• _Rows from a dataset_
# # # # # # #
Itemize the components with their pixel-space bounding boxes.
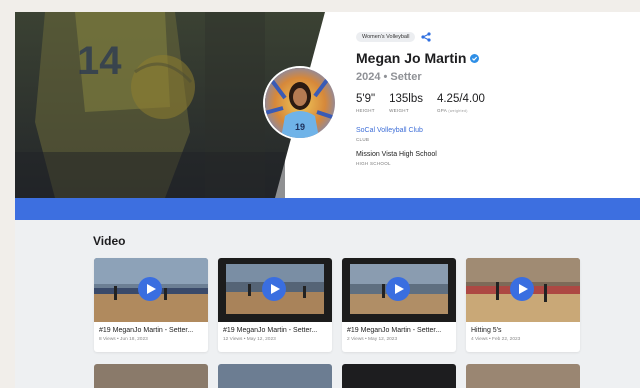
stat-value: 4.25/4.00 [436,93,485,105]
video-card-thumbnail[interactable] [466,364,580,388]
profile-page: 14 19 Women's Volleyball Megan Jo Martin… [15,12,640,388]
video-thumbnail[interactable] [466,258,580,322]
video-grid-row-2 [94,364,580,388]
sport-badge: Women's Volleyball [356,32,416,42]
video-meta: 8 Views • Jun 18, 2023 [99,337,148,342]
verified-check-icon [470,53,480,63]
video-title[interactable]: Hitting 5's [466,322,580,334]
class-position: 2024 • Setter [356,71,422,83]
video-thumbnail[interactable] [342,258,456,322]
stat-height: 5'9" HEIGHT [356,93,375,113]
video-title[interactable]: #19 MeganJo Martin - Setter... [94,322,208,334]
video-section-title: Video [93,234,126,248]
athlete-stats: 5'9" HEIGHT 135lbs WEIGHT 4.25/4.00 GPA … [356,93,626,113]
accent-band [15,198,640,220]
play-icon[interactable] [510,277,534,301]
club-link[interactable]: SoCal Volleyball Club [356,127,626,134]
video-card[interactable]: #19 MeganJo Martin - Setter... 8 Views •… [94,258,208,352]
profile-hero: 14 19 Women's Volleyball Megan Jo Martin… [15,12,640,198]
video-meta: 4 Views • Feb 22, 2023 [471,337,521,342]
video-grid: #19 MeganJo Martin - Setter... 8 Views •… [94,258,580,352]
stat-label-row: GPA (weighted) [437,108,485,113]
video-thumbnail[interactable] [94,258,208,322]
video-card-thumbnail[interactable] [342,364,456,388]
share-icon[interactable] [421,32,432,42]
athlete-name: Megan Jo Martin [356,50,467,66]
video-meta: 2 Views • May 12, 2023 [347,337,398,342]
video-card-thumbnail[interactable] [94,364,208,388]
high-school-label: HIGH SCHOOL [356,161,391,166]
stat-note: (weighted) [448,109,468,113]
stat-label: GPA [436,108,447,113]
stat-value: 135lbs [389,93,423,105]
play-icon[interactable] [262,277,286,301]
video-card[interactable]: Hitting 5's 4 Views • Feb 22, 2023 [466,258,580,352]
play-icon[interactable] [138,277,162,301]
video-meta: 12 Views • May 12, 2023 [223,337,276,342]
high-school-name: Mission Vista High School [356,151,437,158]
stat-value: 5'9" [356,93,376,105]
stat-label: HEIGHT [356,108,375,113]
hero-jersey-number: 14 [77,39,122,83]
video-card-thumbnail[interactable] [218,364,332,388]
athlete-avatar: 19 [265,68,335,138]
video-title[interactable]: #19 MeganJo Martin - Setter... [342,322,456,334]
video-thumbnail[interactable] [218,258,332,322]
stat-label: WEIGHT [389,108,409,113]
stat-gpa: 4.25/4.00 GPA (weighted) [437,93,485,113]
club-label: CLUB [356,137,370,142]
video-title[interactable]: #19 MeganJo Martin - Setter... [218,322,332,334]
video-card[interactable]: #19 MeganJo Martin - Setter... 12 Views … [218,258,332,352]
play-icon[interactable] [386,277,410,301]
athlete-info: Women's Volleyball Megan Jo Martin 2024 … [356,32,626,166]
avatar-jersey-number: 19 [295,122,305,132]
stat-weight: 135lbs WEIGHT [389,93,423,113]
video-card[interactable]: #19 MeganJo Martin - Setter... 2 Views •… [342,258,456,352]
# # # # # # #
• _Given exercise_
Duplicate everything in the entries above from the line containing "stat-value: 4.25/4.00 [436,93,485,105]" down to the line containing "club-link[interactable]: SoCal Volleyball", including both of those lines.

• _Written answer_
stat-value: 4.25/4.00 [436,93,485,105]
video-card-thumbnail[interactable] [466,364,580,388]
profile-page: 14 19 Women's Volleyball Megan Jo Martin… [15,12,640,388]
video-thumbnail[interactable] [466,258,580,322]
video-grid-row-2 [94,364,580,388]
sport-badge: Women's Volleyball [356,32,416,42]
video-meta: 8 Views • Jun 18, 2023 [99,337,148,342]
verified-check-icon [470,53,480,63]
video-title[interactable]: Hitting 5's [466,322,580,334]
class-position: 2024 • Setter [356,71,422,83]
video-thumbnail[interactable] [342,258,456,322]
stat-height: 5'9" HEIGHT [356,93,375,113]
video-title[interactable]: #19 MeganJo Martin - Setter... [94,322,208,334]
video-section-title: Video [93,234,126,248]
athlete-stats: 5'9" HEIGHT 135lbs WEIGHT 4.25/4.00 GPA … [356,93,626,113]
accent-band [15,198,640,220]
play-icon[interactable] [510,277,534,301]
club-link[interactable]: SoCal Volleyball Club [356,127,626,134]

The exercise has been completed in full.